Request » Collect all lines from the records below that include the word "Compare".

— start of Records for this exercise —

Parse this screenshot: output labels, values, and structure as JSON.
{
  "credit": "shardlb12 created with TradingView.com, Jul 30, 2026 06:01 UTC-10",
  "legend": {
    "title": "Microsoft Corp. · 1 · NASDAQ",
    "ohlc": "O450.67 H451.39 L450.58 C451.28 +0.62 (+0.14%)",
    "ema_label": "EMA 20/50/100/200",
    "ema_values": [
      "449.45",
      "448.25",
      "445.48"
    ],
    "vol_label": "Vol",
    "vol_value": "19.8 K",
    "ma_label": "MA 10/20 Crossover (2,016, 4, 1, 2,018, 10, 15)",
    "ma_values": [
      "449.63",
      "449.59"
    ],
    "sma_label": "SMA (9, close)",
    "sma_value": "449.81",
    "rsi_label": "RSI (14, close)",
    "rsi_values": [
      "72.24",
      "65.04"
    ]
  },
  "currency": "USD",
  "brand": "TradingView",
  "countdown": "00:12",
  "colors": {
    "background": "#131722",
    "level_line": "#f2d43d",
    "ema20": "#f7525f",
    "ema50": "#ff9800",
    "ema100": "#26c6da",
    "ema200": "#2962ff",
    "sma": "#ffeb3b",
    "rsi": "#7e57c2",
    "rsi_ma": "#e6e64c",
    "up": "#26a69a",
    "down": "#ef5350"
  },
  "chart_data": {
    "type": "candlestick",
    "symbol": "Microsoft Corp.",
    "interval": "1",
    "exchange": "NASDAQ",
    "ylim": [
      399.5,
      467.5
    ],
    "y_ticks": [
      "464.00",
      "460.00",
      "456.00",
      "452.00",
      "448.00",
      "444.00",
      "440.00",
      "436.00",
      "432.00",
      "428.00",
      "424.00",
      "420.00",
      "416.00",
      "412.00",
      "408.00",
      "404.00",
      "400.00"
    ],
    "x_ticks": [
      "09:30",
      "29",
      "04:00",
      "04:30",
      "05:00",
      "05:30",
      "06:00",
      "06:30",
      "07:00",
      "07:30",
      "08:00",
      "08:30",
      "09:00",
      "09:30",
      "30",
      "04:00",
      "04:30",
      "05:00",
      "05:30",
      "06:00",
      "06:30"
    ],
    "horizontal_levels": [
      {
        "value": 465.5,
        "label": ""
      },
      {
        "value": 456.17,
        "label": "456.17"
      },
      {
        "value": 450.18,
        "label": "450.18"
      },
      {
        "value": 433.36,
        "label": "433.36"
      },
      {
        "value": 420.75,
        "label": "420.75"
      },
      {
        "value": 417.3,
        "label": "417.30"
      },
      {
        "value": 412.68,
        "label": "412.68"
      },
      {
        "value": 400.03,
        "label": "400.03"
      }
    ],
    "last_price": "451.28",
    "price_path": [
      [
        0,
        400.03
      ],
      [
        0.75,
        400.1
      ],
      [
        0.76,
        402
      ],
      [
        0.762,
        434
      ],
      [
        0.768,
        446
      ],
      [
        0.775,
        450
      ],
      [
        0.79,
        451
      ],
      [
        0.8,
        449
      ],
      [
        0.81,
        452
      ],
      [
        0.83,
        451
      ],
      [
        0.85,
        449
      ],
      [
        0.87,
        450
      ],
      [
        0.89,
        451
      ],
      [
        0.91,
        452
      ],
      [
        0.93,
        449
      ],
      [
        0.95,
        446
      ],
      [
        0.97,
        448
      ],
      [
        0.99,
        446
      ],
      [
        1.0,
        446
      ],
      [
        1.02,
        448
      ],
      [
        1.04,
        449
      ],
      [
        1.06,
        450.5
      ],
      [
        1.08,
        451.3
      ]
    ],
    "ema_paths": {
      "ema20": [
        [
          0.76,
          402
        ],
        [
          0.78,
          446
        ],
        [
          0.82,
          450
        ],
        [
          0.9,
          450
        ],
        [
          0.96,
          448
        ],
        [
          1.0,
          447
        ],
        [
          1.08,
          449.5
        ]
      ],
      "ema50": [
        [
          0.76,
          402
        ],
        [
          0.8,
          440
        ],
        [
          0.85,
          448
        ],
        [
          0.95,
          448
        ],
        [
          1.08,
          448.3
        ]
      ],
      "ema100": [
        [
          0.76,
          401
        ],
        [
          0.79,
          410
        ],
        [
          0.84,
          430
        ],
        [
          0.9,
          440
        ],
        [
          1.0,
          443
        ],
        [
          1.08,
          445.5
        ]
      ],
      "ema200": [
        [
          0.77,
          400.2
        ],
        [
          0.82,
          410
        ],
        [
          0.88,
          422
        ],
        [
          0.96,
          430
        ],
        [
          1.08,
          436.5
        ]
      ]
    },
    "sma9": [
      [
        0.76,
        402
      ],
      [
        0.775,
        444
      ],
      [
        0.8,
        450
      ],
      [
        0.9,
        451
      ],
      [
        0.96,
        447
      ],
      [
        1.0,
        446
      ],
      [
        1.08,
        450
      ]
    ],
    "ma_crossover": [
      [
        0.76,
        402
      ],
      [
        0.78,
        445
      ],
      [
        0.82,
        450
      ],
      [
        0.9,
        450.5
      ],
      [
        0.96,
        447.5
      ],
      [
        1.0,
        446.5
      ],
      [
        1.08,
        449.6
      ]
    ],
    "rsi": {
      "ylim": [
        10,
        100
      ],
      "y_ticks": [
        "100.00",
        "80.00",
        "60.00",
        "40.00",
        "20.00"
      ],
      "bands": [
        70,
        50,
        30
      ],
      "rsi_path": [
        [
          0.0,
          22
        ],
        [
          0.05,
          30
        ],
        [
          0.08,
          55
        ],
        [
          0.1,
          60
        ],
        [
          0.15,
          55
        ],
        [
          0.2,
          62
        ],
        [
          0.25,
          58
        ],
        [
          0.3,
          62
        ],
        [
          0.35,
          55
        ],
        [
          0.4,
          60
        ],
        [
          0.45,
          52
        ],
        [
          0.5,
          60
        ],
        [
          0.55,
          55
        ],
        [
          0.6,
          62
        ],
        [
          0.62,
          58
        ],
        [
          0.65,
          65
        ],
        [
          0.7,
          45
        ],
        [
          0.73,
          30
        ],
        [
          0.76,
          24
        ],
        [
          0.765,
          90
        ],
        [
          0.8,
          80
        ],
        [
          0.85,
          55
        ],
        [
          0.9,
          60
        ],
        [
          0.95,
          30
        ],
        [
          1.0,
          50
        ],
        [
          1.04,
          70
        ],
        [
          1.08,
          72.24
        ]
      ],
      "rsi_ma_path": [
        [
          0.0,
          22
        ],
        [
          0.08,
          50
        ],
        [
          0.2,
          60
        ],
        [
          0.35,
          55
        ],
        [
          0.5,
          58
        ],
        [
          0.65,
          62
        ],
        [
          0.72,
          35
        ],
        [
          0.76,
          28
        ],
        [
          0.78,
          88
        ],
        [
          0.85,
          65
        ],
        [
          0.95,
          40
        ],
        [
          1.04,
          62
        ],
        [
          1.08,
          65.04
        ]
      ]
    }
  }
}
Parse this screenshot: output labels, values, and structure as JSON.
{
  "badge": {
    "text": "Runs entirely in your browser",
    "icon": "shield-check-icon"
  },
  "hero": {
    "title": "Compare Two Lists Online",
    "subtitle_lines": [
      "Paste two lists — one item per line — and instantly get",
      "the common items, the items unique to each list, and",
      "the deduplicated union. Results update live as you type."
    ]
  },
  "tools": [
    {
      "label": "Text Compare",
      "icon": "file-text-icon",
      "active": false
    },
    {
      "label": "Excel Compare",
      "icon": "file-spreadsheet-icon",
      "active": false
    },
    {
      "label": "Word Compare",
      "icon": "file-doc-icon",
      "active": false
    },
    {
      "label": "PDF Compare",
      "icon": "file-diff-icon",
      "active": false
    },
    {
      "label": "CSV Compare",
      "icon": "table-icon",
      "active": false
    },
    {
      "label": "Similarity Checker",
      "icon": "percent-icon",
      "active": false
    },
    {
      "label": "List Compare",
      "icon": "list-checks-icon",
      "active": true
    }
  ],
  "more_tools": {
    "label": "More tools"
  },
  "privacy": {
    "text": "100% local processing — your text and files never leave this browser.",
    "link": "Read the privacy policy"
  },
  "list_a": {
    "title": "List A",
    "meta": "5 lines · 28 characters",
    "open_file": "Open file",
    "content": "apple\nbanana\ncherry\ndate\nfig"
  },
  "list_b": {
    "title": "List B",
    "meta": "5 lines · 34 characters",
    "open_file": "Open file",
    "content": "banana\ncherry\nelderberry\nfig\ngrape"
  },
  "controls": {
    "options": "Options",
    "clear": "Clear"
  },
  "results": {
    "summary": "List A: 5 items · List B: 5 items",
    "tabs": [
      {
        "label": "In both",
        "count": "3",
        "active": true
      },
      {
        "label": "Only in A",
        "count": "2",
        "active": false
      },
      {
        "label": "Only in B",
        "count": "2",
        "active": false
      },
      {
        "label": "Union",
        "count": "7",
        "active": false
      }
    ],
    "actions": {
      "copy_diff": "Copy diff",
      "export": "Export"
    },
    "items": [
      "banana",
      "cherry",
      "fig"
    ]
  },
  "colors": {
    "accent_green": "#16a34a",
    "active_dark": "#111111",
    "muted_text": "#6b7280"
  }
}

— end of Records for this exercise —

Right answer »
    "title": "Compare Two Lists Online",
      "label": "Text Compare",
      "label": "Excel Compare",
      "label": "Word Compare",
      "label": "PDF Compare",
      "label": "CSV Compare",
      "label": "List Compare",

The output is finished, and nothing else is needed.